◆ Description of the task:
Repeat the material exactly, every line of it.

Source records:
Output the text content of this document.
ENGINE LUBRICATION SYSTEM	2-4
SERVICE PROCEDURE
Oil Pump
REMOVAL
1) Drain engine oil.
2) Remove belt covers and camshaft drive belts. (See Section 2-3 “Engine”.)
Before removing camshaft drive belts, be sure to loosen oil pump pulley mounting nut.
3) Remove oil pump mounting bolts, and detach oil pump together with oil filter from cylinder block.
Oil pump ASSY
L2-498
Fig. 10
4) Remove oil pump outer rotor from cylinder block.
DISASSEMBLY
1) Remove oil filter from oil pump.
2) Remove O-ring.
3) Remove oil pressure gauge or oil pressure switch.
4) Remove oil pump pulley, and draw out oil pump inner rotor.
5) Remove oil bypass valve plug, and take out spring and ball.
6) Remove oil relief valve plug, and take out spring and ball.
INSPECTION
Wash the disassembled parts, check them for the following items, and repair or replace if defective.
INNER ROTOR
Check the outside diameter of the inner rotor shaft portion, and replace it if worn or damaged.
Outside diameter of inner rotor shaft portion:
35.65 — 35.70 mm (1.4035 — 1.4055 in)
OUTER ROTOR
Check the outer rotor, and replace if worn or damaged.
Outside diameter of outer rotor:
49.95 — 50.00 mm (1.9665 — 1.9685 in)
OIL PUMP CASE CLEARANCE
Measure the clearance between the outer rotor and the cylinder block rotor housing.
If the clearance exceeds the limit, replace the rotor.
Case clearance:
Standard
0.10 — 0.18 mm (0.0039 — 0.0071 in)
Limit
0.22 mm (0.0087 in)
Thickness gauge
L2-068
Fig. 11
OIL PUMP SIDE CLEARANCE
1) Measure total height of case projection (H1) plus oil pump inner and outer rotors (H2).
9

◆ Reply to the exercise:
Output the text content of this document.
ENGINE LUBRICATION SYSTEM	2-4
SERVICE PROCEDURE
Oil Pump
REMOVAL
1) Drain engine oil.
2) Remove belt covers and camshaft drive belts. (See Section 2-3 “Engine”.)
Before removing camshaft drive belts, be sure to loosen oil pump pulley mounting nut.
3) Remove oil pump mounting bolts, and detach oil pump together with oil filter from cylinder block.
Oil pump ASSY
L2-498
Fig. 10
4) Remove oil pump outer rotor from cylinder block.
DISASSEMBLY
1) Remove oil filter from oil pump.
2) Remove O-ring.
3) Remove oil pressure gauge or oil pressure switch.
4) Remove oil pump pulley, and draw out oil pump inner rotor.
5) Remove oil bypass valve plug, and take out spring and ball.
6) Remove oil relief valve plug, and take out spring and ball.
INSPECTION
Wash the disassembled parts, check them for the following items, and repair or replace if defective.
INNER ROTOR
Check the outside diameter of the inner rotor shaft portion, and replace it if worn or damaged.
Outside diameter of inner rotor shaft portion:
35.65 — 35.70 mm (1.4035 — 1.4055 in)
OUTER ROTOR
Check the outer rotor, and replace if worn or damaged.
Outside diameter of outer rotor:
49.95 — 50.00 mm (1.9665 — 1.9685 in)
OIL PUMP CASE CLEARANCE
Measure the clearance between the outer rotor and the cylinder block rotor housing.
If the clearance exceeds the limit, replace the rotor.
Case clearance:
Standard
0.10 — 0.18 mm (0.0039 — 0.0071 in)
Limit
0.22 mm (0.0087 in)
Thickness gauge
L2-068
Fig. 11
OIL PUMP SIDE CLEARANCE
1) Measure total height of case projection (H1) plus oil pump inner and outer rotors (H2).
9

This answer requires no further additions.